Exercise description
Copy every entry word for word, but skip the pictures.

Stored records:
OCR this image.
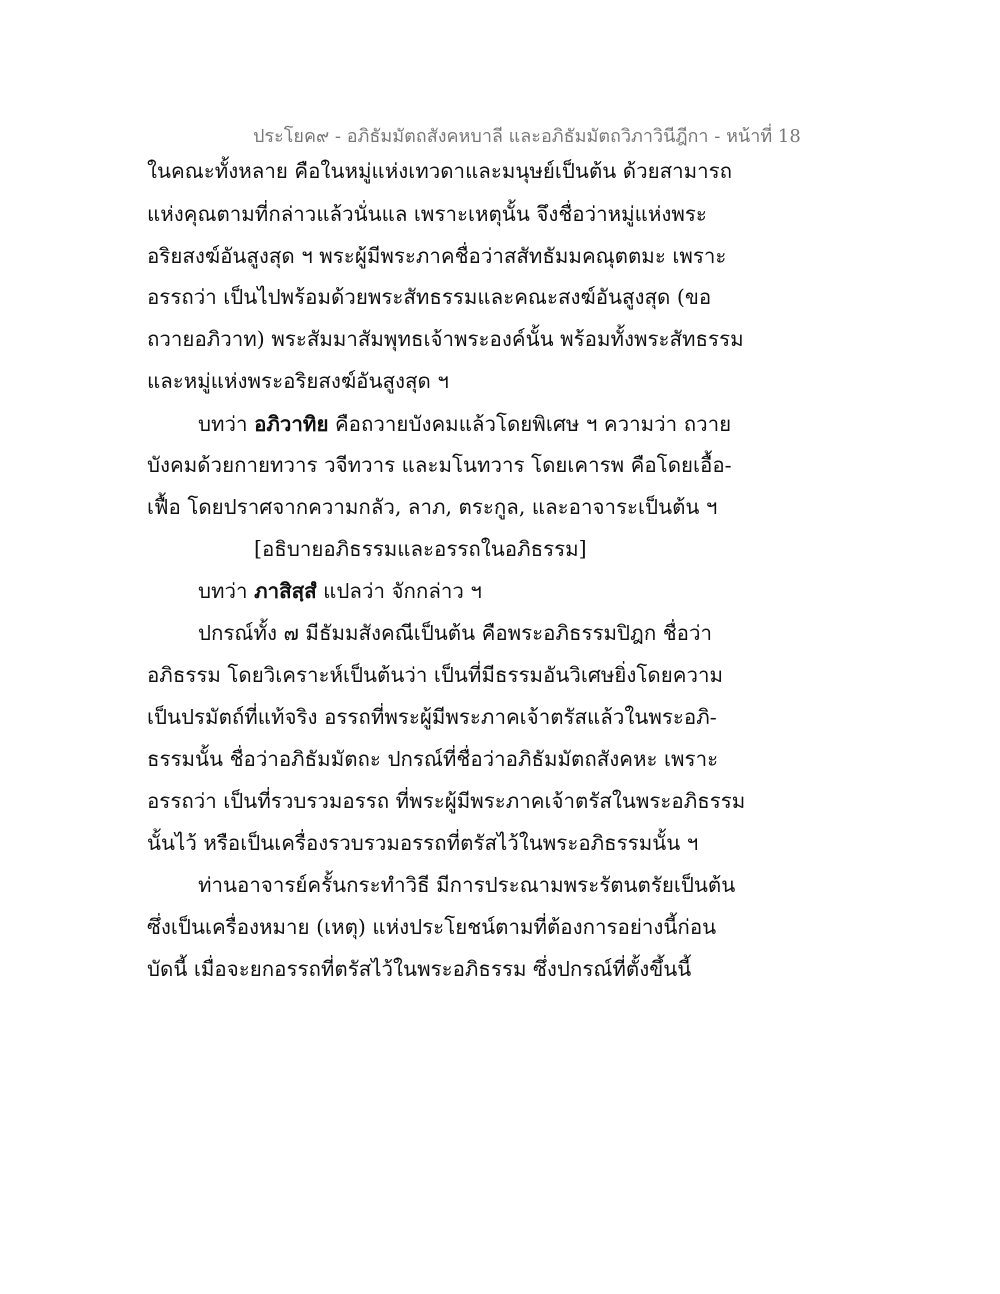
ประโยค๙ - อภิธัมมัตถสังคหบาลี และอภิธัมมัตถวิภาวินีฎีกา - หน้าที่ 18
ในคณะทั้งหลาย คือในหมู่แห่งเทวดาและมนุษย์เป็นต้น ด้วยสามารถ
แห่งคุณตามที่กล่าวแล้วนั่นแล เพราะเหตุนั้น จึงชื่อว่าหมู่แห่งพระ
อริยสงฆ์อันสูงสุด ฯ พระผู้มีพระภาคชื่อว่าสสัทธัมมคณุตตมะ เพราะ
อรรถว่า เป็นไปพร้อมด้วยพระสัทธรรมและคณะสงฆ์อันสูงสุด (ขอ
ถวายอภิวาท) พระสัมมาสัมพุทธเจ้าพระองค์นั้น พร้อมทั้งพระสัทธรรม
และหมู่แห่งพระอริยสงฆ์อันสูงสุด ฯ
บทว่า อภิวาทิย คือถวายบังคมแล้วโดยพิเศษ ฯ ความว่า ถวาย
บังคมด้วยกายทวาร วจีทวาร และมโนทวาร โดยเคารพ คือโดยเอื้อ-
เฟื้อ โดยปราศจากความกลัว, ลาภ, ตระกูล, และอาจาระเป็นต้น ฯ
[อธิบายอภิธรรมและอรรถในอภิธรรม]
บทว่า ภาสิสฺสํ แปลว่า จักกล่าว ฯ
ปกรณ์ทั้ง ๗ มีธัมมสังคณีเป็นต้น คือพระอภิธรรมปิฎก ชื่อว่า
อภิธรรม โดยวิเคราะห์เป็นต้นว่า เป็นที่มีธรรมอันวิเศษยิ่งโดยความ
เป็นปรมัตถ์ที่แท้จริง อรรถที่พระผู้มีพระภาคเจ้าตรัสแล้วในพระอภิ-
ธรรมนั้น ชื่อว่าอภิธัมมัตถะ ปกรณ์ที่ชื่อว่าอภิธัมมัตถสังคหะ เพราะ
อรรถว่า เป็นที่รวบรวมอรรถ ที่พระผู้มีพระภาคเจ้าตรัสในพระอภิธรรม
นั้นไว้ หรือเป็นเครื่องรวบรวมอรรถที่ตรัสไว้ในพระอภิธรรมนั้น ฯ
ท่านอาจารย์ครั้นกระทำวิธี มีการประณามพระรัตนตรัยเป็นต้น
ซึ่งเป็นเครื่องหมาย (เหตุ) แห่งประโยชน์ตามที่ต้องการอย่างนี้ก่อน
บัดนี้ เมื่อจะยกอรรถที่ตรัสไว้ในพระอภิธรรม ซึ่งปกรณ์ที่ตั้งขึ้นนี้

The answer
OCR this image.
ประโยค๙ - อภิธัมมัตถสังคหบาลี และอภิธัมมัตถวิภาวินีฎีกา - หน้าที่ 18
ในคณะทั้งหลาย คือในหมู่แห่งเทวดาและมนุษย์เป็นต้น ด้วยสามารถ
แห่งคุณตามที่กล่าวแล้วนั่นแล เพราะเหตุนั้น จึงชื่อว่าหมู่แห่งพระ
อริยสงฆ์อันสูงสุด ฯ พระผู้มีพระภาคชื่อว่าสสัทธัมมคณุตตมะ เพราะ
อรรถว่า เป็นไปพร้อมด้วยพระสัทธรรมและคณะสงฆ์อันสูงสุด (ขอ
ถวายอภิวาท) พระสัมมาสัมพุทธเจ้าพระองค์นั้น พร้อมทั้งพระสัทธรรม
และหมู่แห่งพระอริยสงฆ์อันสูงสุด ฯ
บทว่า อภิวาทิย คือถวายบังคมแล้วโดยพิเศษ ฯ ความว่า ถวาย
บังคมด้วยกายทวาร วจีทวาร และมโนทวาร โดยเคารพ คือโดยเอื้อ-
เฟื้อ โดยปราศจากความกลัว, ลาภ, ตระกูล, และอาจาระเป็นต้น ฯ
[อธิบายอภิธรรมและอรรถในอภิธรรม]
บทว่า ภาสิสฺสํ แปลว่า จักกล่าว ฯ
ปกรณ์ทั้ง ๗ มีธัมมสังคณีเป็นต้น คือพระอภิธรรมปิฎก ชื่อว่า
อภิธรรม โดยวิเคราะห์เป็นต้นว่า เป็นที่มีธรรมอันวิเศษยิ่งโดยความ
เป็นปรมัตถ์ที่แท้จริง อรรถที่พระผู้มีพระภาคเจ้าตรัสแล้วในพระอภิ-
ธรรมนั้น ชื่อว่าอภิธัมมัตถะ ปกรณ์ที่ชื่อว่าอภิธัมมัตถสังคหะ เพราะ
อรรถว่า เป็นที่รวบรวมอรรถ ที่พระผู้มีพระภาคเจ้าตรัสในพระอภิธรรม
นั้นไว้ หรือเป็นเครื่องรวบรวมอรรถที่ตรัสไว้ในพระอภิธรรมนั้น ฯ
ท่านอาจารย์ครั้นกระทำวิธี มีการประณามพระรัตนตรัยเป็นต้น
ซึ่งเป็นเครื่องหมาย (เหตุ) แห่งประโยชน์ตามที่ต้องการอย่างนี้ก่อน
บัดนี้ เมื่อจะยกอรรถที่ตรัสไว้ในพระอภิธรรม ซึ่งปกรณ์ที่ตั้งขึ้นนี้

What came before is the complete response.